● **The problem**
Say how many lines contain "Field", using only the number.

(Saved entries)
[Start]
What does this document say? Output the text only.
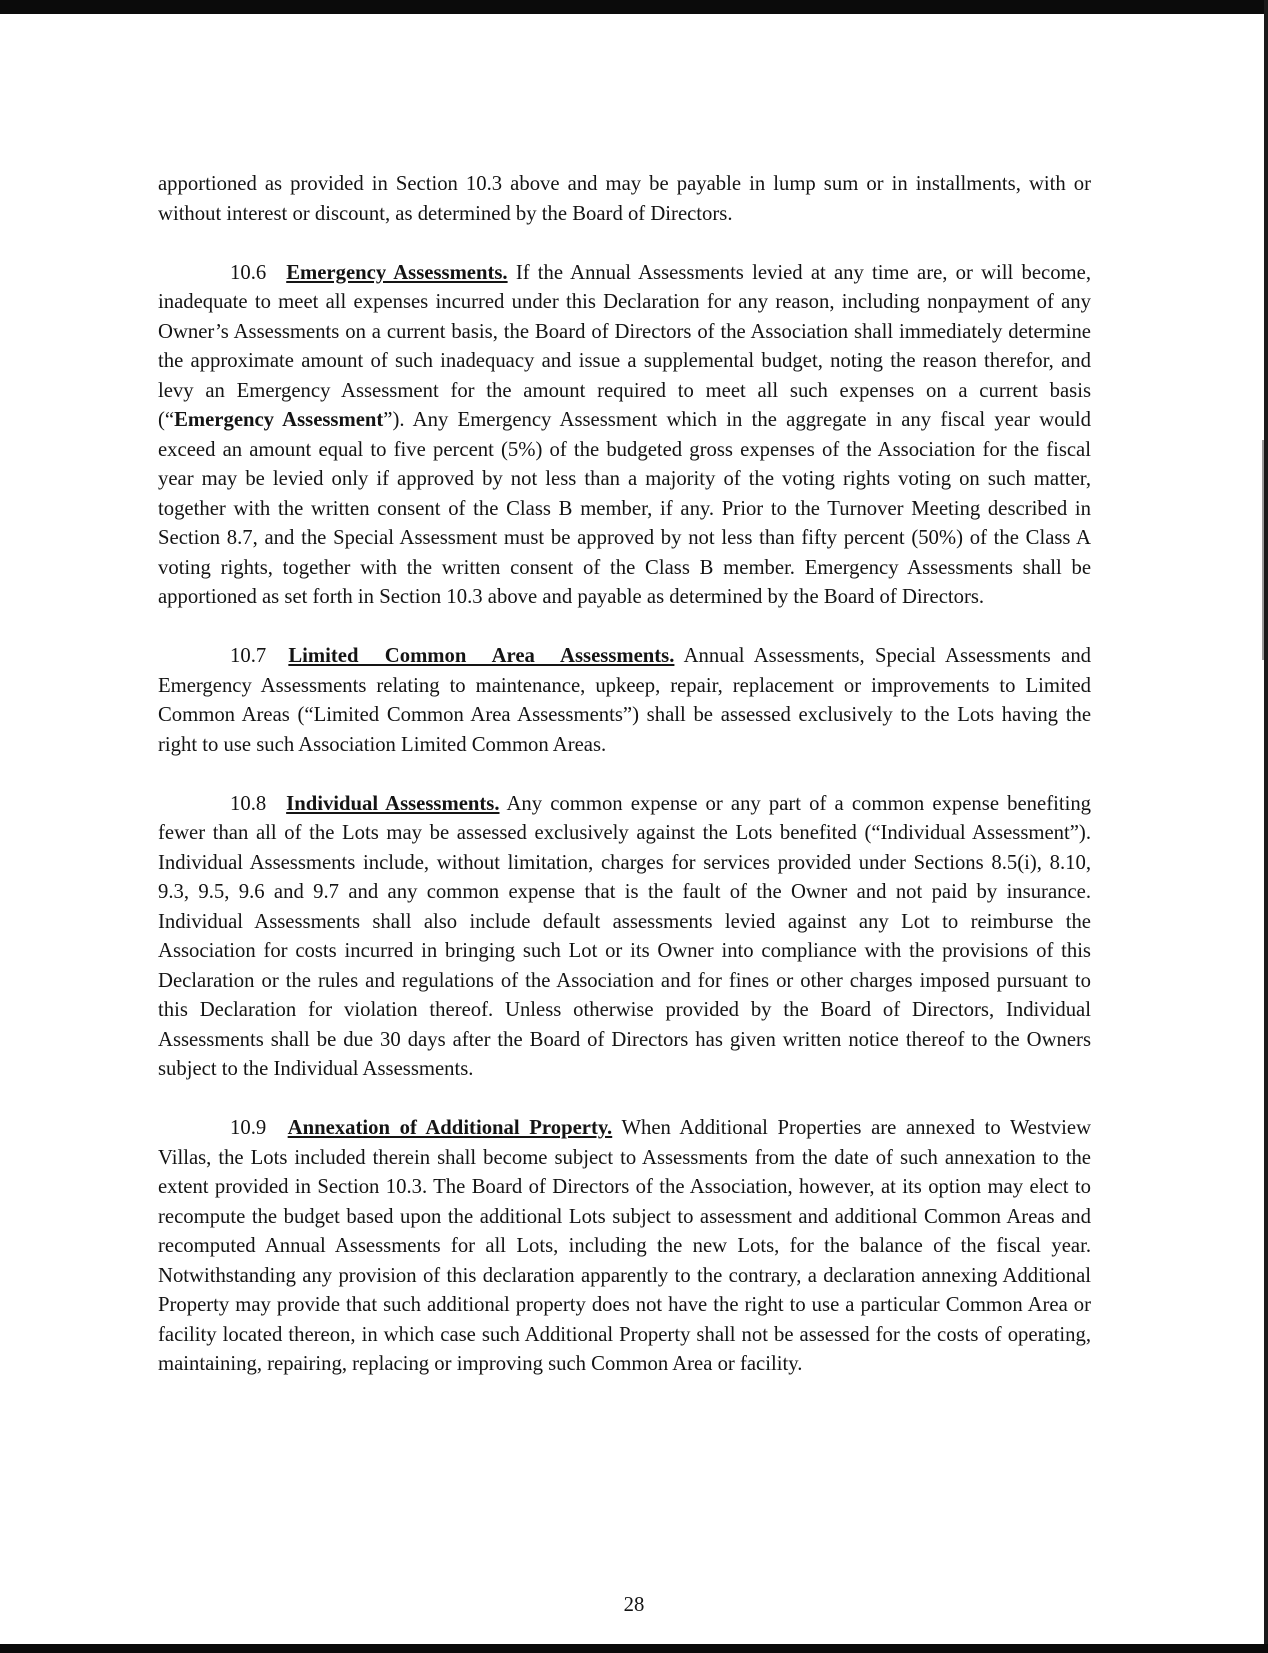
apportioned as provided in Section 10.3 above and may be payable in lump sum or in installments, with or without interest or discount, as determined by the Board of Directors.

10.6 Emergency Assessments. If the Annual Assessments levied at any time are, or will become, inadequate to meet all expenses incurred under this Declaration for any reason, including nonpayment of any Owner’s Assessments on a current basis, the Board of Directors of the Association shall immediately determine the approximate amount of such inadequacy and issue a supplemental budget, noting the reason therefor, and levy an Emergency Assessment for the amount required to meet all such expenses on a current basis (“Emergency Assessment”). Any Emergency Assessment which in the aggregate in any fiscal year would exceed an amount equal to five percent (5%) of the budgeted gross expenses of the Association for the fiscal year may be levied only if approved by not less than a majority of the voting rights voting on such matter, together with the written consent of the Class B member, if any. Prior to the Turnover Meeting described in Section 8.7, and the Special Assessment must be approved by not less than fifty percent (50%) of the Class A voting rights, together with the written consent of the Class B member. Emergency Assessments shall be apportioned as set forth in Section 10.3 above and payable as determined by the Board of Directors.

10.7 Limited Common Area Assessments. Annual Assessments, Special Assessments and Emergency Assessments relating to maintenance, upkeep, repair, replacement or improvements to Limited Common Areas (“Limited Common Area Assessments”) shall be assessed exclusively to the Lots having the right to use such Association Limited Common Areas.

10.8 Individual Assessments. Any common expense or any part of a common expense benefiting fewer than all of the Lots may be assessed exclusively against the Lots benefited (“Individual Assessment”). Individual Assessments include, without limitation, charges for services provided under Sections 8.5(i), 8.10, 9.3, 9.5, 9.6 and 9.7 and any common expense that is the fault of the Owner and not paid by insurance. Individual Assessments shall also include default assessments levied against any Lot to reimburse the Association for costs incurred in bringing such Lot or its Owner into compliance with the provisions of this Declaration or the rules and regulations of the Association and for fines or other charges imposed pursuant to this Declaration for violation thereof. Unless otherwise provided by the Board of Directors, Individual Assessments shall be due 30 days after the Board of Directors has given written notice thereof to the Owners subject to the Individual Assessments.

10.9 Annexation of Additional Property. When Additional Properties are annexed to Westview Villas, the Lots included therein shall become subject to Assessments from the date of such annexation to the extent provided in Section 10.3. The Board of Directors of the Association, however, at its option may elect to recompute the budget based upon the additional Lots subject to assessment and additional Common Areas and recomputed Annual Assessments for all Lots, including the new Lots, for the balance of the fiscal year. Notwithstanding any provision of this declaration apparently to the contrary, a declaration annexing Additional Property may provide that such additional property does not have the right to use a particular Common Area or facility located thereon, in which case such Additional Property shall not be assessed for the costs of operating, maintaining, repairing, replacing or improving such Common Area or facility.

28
[End]
[Start]
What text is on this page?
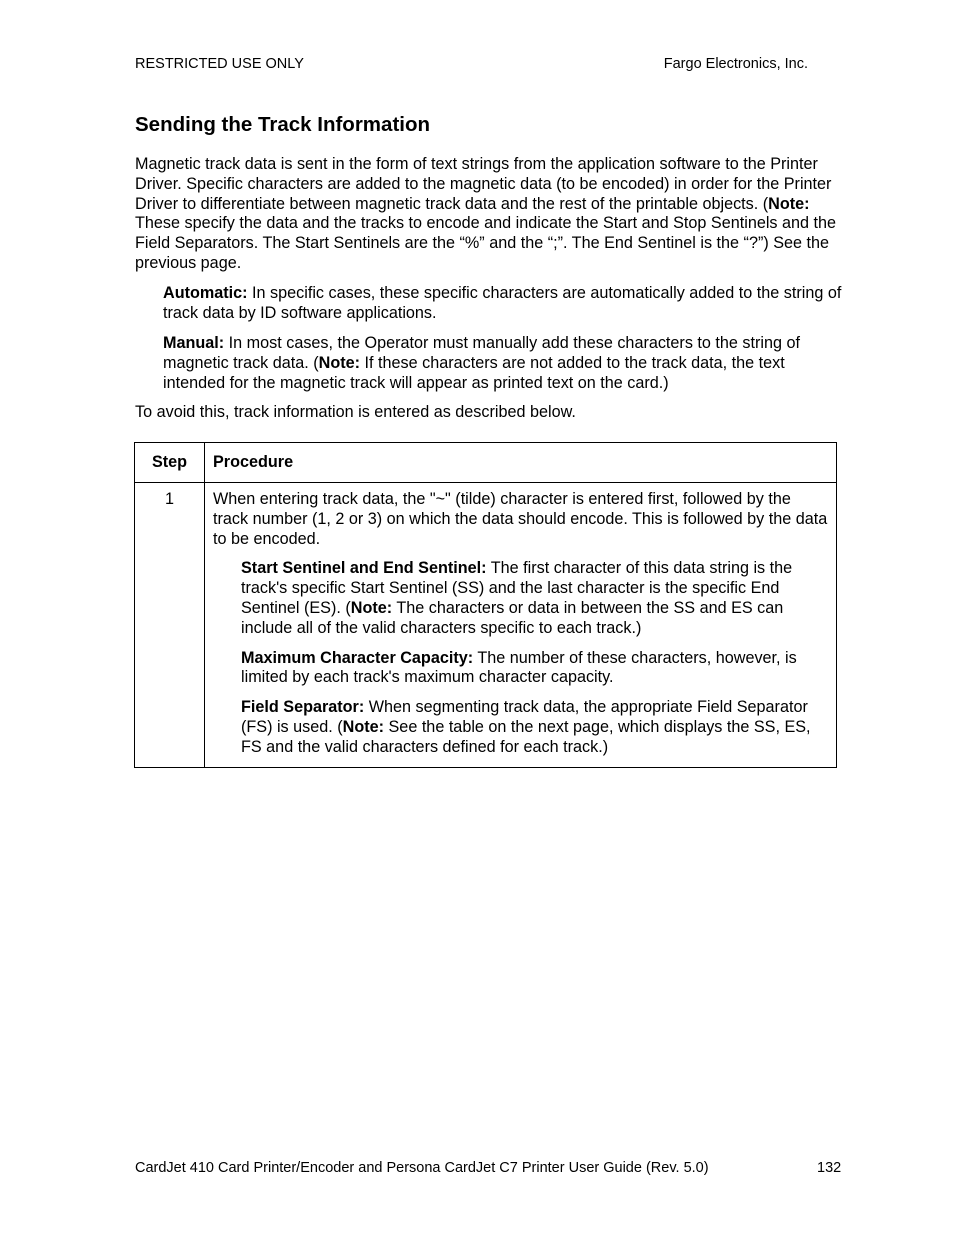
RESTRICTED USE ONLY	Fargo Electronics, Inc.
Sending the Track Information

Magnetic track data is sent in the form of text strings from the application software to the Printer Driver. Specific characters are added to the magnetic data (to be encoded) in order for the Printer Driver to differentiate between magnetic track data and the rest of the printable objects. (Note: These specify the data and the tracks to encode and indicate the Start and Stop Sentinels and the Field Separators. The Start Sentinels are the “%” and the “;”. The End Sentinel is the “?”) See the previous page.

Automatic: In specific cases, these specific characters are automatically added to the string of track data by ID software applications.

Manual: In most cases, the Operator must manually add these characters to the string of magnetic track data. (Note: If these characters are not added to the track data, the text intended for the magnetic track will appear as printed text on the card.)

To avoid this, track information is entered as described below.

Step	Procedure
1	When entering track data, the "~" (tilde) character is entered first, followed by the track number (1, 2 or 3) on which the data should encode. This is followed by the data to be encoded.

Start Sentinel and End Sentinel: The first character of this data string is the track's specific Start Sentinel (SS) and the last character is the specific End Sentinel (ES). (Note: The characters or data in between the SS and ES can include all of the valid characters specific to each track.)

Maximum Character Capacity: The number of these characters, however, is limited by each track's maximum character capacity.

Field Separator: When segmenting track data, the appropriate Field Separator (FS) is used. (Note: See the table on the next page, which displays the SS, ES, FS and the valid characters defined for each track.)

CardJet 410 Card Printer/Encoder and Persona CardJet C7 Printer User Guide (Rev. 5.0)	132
[End]
● **Solution for this exercise**
2